* START DOCUMENT SEGMENT *

All of the proposed solutions for this problem revolve around metadata.  The reality is that not all user data has equal importance, and there is a need to provide a mechanism for users (or their applications) to describe this fact.  For example, the principal use case for the aforementioned burst buffers is to store massive checkpoint-restart files; while these checkpoints are important to retain while a calculation is running, they have limited value after the calculation has completed.  Rather than rely on a user to manually recognize that these checkpoints can be deleted, the hope is that metadata attributes can be attached to these checkpoint files to indicate that they are not critical data that must be retained forever for automated curation systems to understand.

The exact way this metadata would be used to manage space on a file system remains poorly defined.  A few examples of exactly how metadata can be used to manage data volume in data-intensive scientific computing environments include
  • tagging certain files or directories as permanent or ephemeral, signaling that the file system can purge certain files whenever a cleanup is initiated;
  • tagging certain files with a set expiration date, either as an option or by default.  When a file ages beyond a certain point, it would be deleted;
  • attributing a sliding scale of "importance" to each file, so that files of low importance can be transparently migrated to tape via HSM
Some of these concepts are already implemented, but the ability for users and applications to attach extensible metadata to files in a file system-agnostic way does not yet exist.  I think this is a significant gap in technology that will need to be filled in very short order as pre-exascale machines begin to demonstrate the ability to generate tremendous I/O loads.  Frankly, I'm surprised this issue hasn't been solved in a broadly deployable way yet.

The good news here is that the problem of curating digital data is not new; it is simply new to high-performance computing.  In the spirit of doing things the right way, DOE invited the director of LANL's Research Library to attend the workshops, and she provided valuable insights into how methods of digital data curation may be applied to these emerging challenges in data-intensive scientific computing.

Final Thoughts

The products of the working groups' conventions at the HPC Operational Review are being assembled into a report to be delivered to DOE's Office of Science, and it should be available online at the HPCOR 2014 website as well as the usual DOE document repository in a few months.  Hopefully it will reflect what I feel was the essence of the workshop, but at any rate, it should contain a nice perspective on how we can expect the HPC community to address the new demands emerging from data-intensive scientific computing (DISC) community.

* END DOCUMENT SEGMENT *
* START PROVIDED DATA *

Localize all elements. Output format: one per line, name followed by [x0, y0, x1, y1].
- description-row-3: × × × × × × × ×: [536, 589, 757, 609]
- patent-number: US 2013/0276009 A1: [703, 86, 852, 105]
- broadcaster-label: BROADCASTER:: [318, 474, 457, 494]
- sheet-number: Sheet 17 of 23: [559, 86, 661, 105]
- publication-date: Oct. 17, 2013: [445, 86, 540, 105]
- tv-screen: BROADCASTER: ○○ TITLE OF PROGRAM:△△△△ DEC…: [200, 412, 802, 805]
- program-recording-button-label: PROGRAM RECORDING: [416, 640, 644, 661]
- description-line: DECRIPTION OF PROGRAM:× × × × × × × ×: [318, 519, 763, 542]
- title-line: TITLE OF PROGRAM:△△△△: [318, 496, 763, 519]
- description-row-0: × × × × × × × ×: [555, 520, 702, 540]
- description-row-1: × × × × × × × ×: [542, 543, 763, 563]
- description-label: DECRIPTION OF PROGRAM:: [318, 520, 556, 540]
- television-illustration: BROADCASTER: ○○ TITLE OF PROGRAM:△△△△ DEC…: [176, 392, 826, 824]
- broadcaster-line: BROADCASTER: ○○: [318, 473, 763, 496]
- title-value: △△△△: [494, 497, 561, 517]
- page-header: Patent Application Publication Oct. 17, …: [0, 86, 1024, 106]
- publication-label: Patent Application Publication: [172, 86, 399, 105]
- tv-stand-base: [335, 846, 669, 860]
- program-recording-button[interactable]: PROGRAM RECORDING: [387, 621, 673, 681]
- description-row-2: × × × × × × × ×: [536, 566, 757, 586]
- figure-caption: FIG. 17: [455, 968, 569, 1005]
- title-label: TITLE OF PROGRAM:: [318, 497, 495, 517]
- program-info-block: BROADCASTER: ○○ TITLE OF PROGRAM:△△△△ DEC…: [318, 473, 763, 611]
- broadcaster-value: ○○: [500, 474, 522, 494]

* END PROVIDED DATA *

DIRECTIVES
- 1) What ways of using metadata to manage data volume does the passage on metadata-based data curation list?
- 2) Quote the part of the passage on metadata-based data curation that opens with the words containing "All of the proposed" and closes with "systems to understand.".
Work only from the passage on metadata-based data curation, not from the entries.

THE RESPONSES
- 1)
- Tagging certain files or directories as permanent or ephemeral, signaling that the file system can purge certain files whenever a cleanup is initiated
- Tagging certain files with a set expiration date, either as an option or by default, so that a file aging beyond a certain point would be deleted
- Attributing a sliding scale of "importance" to each file, so that files of low importance can be transparently migrated to tape via HSM

- 2)
All of the proposed solutions for this problem revolve around metadata.  The reality is that not all user data has equal importance, and there is a need to provide a mechanism for users (or their applications) to describe this fact.  For example, the principal use case for the aforementioned burst buffers is to store massive checkpoint-restart files; while these checkpoints are important to retain while a calculation is running, they have limited value after the calculation has completed.  Rather than rely on a user to manually recognize that these checkpoints can be deleted, the hope is that metadata attributes can be attached to these checkpoint files to indicate that they are not critical data that must be retained forever for automated curation systems to understand.